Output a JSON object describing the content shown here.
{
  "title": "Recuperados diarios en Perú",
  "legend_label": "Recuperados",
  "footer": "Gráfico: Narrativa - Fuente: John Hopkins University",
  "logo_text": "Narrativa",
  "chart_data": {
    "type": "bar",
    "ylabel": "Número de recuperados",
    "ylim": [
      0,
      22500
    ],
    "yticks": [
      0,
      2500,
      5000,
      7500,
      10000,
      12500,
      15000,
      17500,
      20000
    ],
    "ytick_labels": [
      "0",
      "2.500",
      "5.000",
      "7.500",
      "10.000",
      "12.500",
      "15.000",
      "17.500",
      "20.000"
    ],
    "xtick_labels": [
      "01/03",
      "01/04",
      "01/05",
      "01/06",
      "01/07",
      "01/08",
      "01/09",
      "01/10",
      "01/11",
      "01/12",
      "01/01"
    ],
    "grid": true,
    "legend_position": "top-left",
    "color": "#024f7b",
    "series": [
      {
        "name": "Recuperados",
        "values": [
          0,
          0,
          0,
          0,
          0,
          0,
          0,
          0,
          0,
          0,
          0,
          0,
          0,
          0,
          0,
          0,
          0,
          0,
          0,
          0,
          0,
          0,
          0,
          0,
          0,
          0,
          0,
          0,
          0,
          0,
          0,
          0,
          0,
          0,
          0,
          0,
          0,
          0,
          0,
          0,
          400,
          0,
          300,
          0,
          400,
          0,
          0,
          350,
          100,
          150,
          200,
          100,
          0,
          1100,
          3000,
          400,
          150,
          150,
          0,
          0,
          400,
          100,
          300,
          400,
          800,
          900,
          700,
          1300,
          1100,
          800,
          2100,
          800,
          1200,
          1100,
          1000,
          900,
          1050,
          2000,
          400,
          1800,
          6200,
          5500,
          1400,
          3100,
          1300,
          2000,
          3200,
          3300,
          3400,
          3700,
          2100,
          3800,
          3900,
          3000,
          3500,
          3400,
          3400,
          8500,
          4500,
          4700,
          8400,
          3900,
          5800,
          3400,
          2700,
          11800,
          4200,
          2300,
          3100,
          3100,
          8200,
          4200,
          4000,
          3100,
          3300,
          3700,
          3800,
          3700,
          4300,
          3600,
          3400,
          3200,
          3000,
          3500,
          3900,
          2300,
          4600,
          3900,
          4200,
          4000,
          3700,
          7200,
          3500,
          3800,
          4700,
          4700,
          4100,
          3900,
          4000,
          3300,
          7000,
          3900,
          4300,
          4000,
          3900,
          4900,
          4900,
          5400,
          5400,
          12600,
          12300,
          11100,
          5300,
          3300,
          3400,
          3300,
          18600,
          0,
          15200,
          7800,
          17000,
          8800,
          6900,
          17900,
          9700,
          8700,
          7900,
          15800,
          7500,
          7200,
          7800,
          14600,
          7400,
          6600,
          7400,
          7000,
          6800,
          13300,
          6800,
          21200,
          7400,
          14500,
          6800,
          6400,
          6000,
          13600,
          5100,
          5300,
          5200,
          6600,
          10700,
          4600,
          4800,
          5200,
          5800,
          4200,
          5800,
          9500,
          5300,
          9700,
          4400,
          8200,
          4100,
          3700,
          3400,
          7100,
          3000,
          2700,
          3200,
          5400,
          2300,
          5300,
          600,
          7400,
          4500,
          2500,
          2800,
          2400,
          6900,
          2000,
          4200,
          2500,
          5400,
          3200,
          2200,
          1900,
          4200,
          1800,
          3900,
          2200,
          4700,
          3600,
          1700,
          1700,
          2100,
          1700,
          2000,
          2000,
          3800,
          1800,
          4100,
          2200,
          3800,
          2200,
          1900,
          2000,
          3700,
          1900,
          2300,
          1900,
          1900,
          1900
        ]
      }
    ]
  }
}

═══

### Exercise
Show every line above in which the word "Narrativa" occurs.

### Task answer
  "footer": "Gráfico: Narrativa - Fuente: John Hopkins University",
  "logo_text": "Narrativa",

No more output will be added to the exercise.